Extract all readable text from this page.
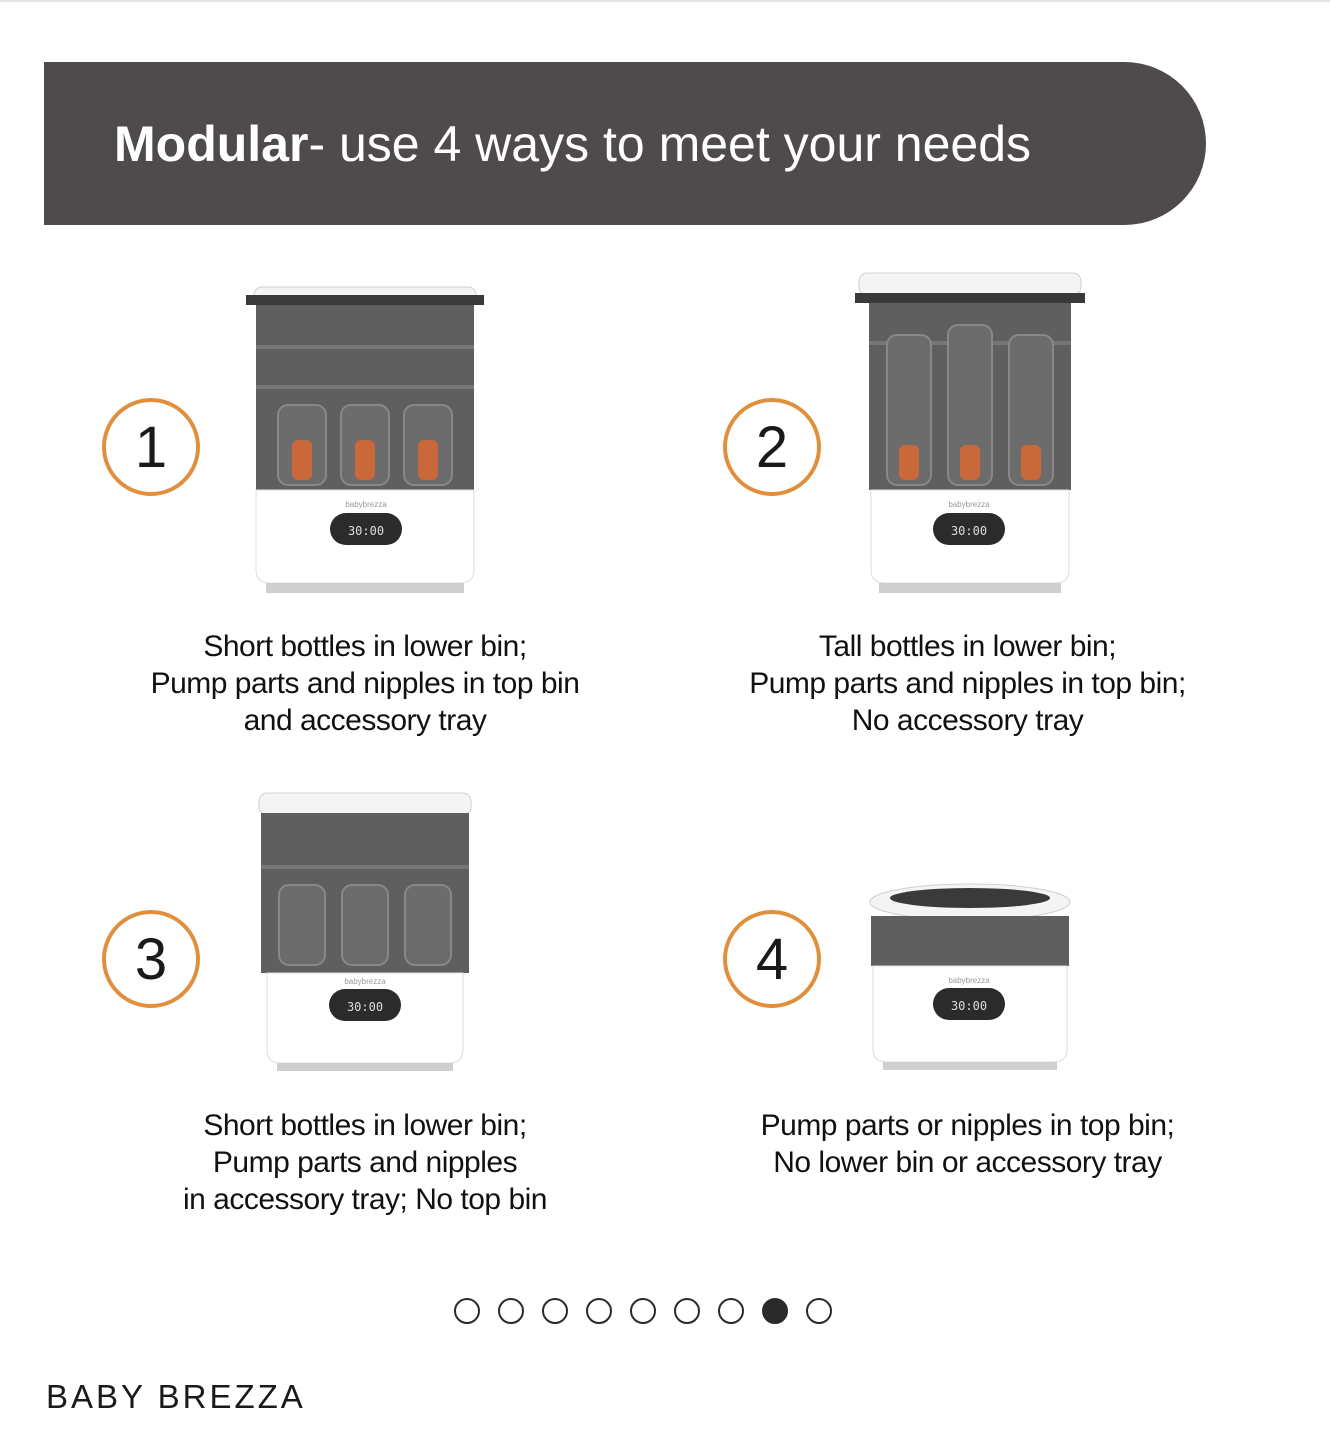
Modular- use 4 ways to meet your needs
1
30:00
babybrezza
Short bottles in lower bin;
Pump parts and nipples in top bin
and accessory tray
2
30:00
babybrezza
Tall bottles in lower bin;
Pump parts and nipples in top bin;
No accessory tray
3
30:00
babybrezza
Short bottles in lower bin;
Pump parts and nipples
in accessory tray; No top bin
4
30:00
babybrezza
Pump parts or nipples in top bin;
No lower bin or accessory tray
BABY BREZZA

^^^^^^^^^^^^^^^^

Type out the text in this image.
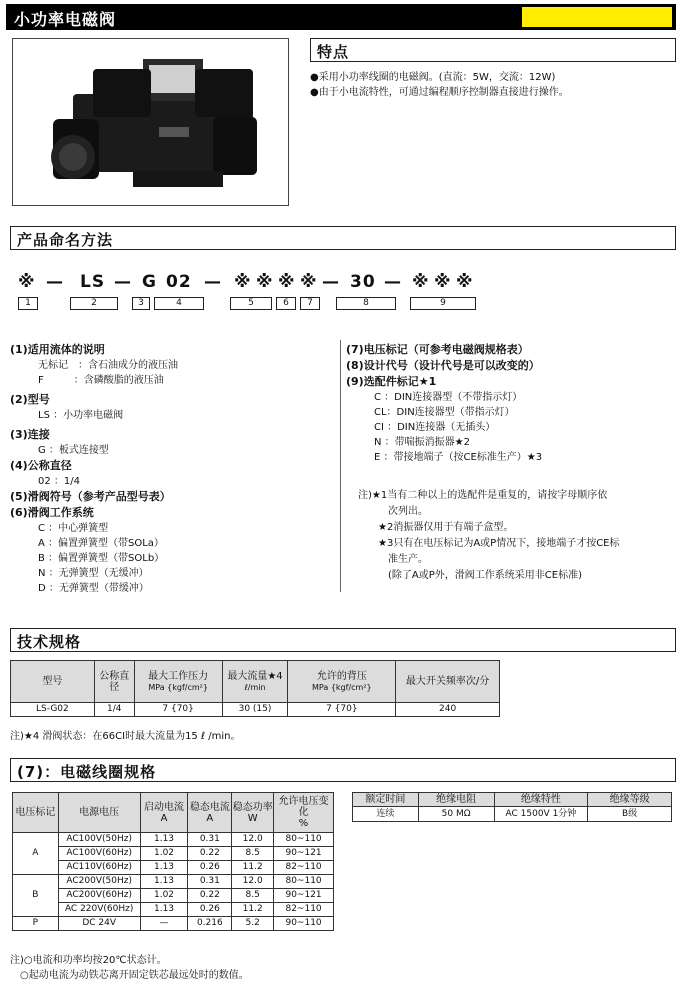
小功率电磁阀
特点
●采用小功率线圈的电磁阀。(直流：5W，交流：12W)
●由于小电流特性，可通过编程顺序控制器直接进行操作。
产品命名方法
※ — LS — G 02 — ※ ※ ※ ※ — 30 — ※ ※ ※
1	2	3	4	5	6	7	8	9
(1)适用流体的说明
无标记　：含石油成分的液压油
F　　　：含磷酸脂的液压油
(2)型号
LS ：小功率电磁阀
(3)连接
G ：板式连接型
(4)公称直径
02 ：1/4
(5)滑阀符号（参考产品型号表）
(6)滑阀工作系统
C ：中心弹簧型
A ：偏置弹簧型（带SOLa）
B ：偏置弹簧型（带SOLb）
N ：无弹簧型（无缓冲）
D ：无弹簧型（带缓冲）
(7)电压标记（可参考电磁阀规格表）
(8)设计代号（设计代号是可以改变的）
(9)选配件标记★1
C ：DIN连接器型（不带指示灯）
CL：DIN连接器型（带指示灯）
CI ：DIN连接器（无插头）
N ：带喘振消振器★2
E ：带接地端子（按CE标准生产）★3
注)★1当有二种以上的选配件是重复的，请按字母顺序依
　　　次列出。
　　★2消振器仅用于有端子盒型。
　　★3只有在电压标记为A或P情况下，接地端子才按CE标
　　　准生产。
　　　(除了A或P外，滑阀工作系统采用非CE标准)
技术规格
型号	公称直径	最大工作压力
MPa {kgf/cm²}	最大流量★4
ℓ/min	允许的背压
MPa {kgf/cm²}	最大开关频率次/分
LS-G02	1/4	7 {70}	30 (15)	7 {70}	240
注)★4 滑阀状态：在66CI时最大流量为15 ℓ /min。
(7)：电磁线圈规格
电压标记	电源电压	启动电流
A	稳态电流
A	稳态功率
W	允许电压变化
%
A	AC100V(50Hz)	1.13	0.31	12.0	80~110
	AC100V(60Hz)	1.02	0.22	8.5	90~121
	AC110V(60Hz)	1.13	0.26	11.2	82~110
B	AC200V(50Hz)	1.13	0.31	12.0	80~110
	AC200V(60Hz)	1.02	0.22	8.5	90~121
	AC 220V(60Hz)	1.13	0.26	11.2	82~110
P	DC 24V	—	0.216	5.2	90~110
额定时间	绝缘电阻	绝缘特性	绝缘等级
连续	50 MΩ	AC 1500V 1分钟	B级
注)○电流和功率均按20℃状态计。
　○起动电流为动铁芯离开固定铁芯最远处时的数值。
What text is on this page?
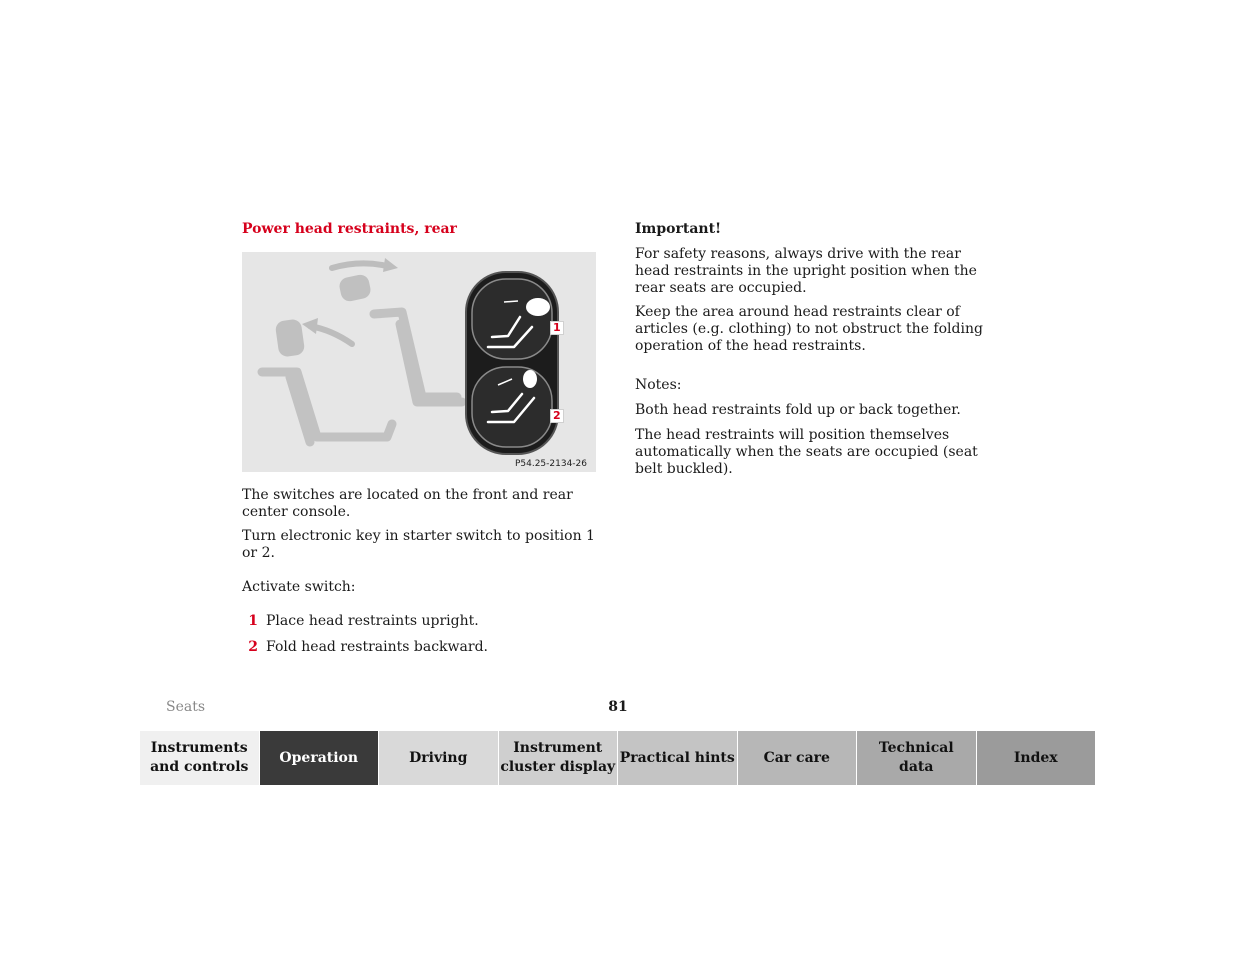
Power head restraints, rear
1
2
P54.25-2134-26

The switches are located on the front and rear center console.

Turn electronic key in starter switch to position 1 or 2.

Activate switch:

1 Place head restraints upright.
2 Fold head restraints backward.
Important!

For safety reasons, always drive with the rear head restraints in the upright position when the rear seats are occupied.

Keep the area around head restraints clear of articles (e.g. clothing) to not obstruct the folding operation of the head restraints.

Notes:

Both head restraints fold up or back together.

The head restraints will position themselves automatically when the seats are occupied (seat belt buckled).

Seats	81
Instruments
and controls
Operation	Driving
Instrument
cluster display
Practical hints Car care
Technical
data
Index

^^^^^^^^^^^^^^^^

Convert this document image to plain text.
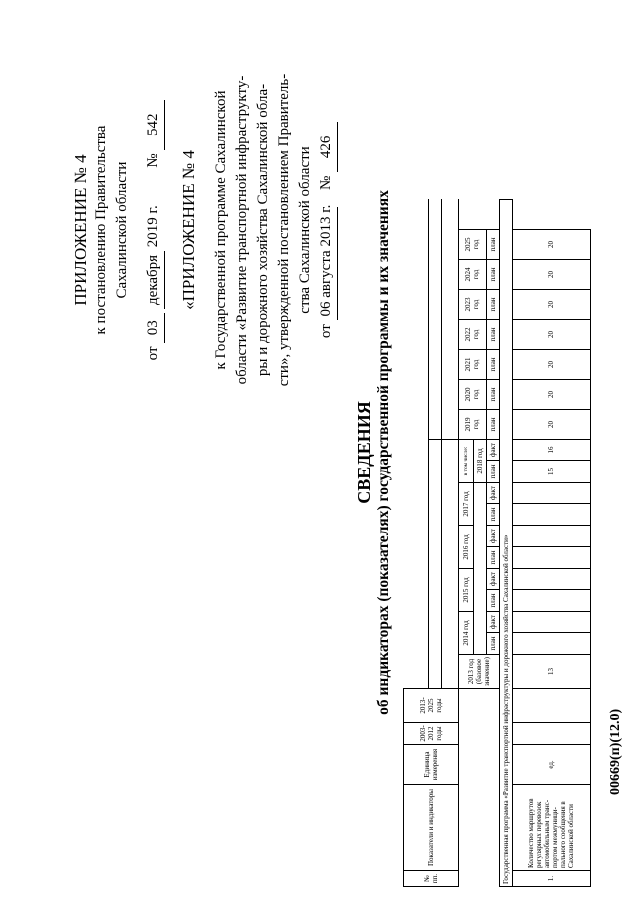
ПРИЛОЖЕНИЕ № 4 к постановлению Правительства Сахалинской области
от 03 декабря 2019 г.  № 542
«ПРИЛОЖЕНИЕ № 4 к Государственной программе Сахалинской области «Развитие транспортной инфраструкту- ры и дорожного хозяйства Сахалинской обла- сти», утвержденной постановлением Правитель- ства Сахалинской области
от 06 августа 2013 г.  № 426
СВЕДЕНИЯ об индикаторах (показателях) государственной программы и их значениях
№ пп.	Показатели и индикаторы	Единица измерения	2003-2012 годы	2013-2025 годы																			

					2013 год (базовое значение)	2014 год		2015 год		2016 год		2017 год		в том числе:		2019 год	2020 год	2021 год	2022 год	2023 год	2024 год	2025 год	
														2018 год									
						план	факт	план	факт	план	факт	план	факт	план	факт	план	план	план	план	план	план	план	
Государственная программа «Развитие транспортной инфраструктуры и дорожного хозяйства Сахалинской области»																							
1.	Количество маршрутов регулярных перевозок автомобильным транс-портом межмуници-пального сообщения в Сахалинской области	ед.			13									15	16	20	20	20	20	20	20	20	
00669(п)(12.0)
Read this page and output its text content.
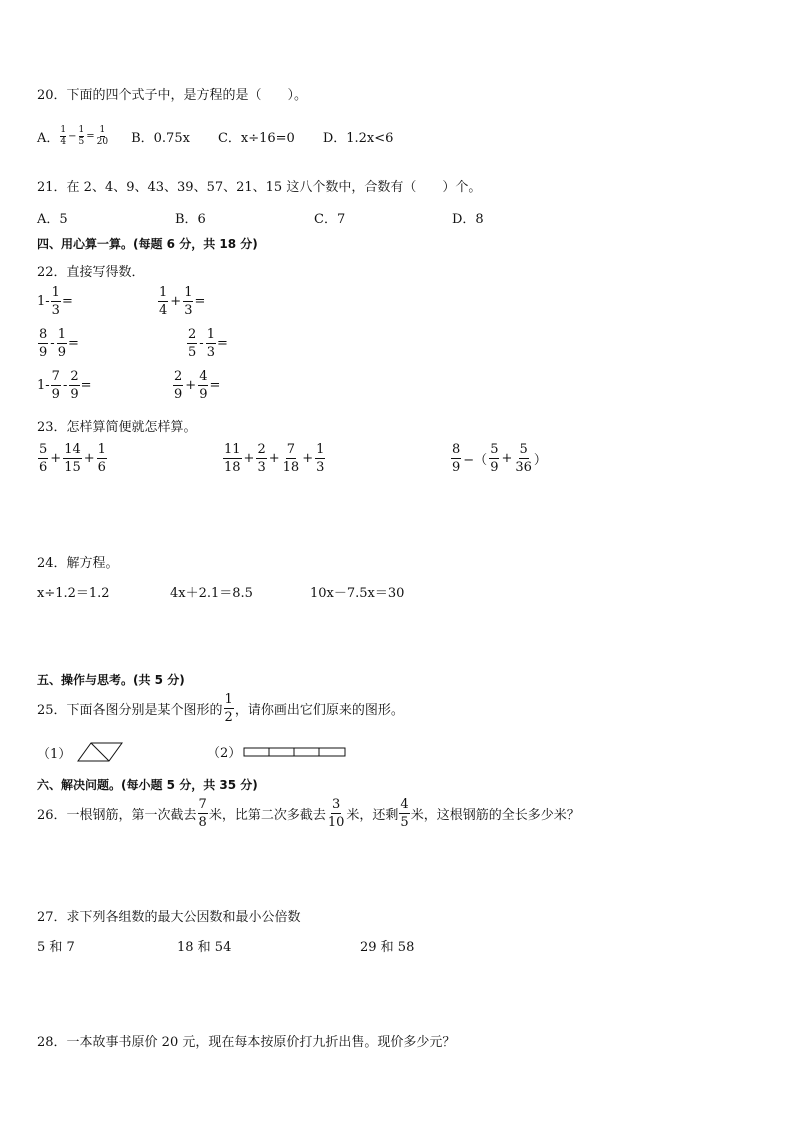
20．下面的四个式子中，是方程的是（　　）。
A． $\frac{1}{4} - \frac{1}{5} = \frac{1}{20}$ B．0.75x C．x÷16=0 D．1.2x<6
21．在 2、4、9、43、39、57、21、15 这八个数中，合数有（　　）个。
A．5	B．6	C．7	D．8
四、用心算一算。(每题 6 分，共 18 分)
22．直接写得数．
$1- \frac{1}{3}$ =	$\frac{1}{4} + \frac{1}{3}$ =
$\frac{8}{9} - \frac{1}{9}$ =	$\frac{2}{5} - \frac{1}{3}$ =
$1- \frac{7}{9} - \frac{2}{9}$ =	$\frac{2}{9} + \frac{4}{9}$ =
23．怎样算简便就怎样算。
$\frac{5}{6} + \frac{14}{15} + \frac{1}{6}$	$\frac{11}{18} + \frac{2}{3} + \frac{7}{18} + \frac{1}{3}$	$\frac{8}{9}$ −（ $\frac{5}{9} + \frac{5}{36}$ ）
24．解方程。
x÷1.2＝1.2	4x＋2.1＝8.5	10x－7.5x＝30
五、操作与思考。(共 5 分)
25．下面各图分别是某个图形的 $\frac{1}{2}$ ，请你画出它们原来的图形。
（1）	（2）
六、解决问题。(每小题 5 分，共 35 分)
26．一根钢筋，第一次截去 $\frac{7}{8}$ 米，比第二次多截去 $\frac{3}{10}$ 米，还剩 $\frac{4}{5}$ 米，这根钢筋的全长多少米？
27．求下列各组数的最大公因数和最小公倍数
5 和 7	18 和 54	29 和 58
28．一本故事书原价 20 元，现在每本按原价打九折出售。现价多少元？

^^^^^^^^^^^^^^^^

Set exercise
Using the listing above, gather each line that holds the string "parts" and copy it.

Exercise output
Pump parts and nipples in top bin
Pump parts and nipples in top bin;
Pump parts and nipples
Pump parts or nipples in top bin;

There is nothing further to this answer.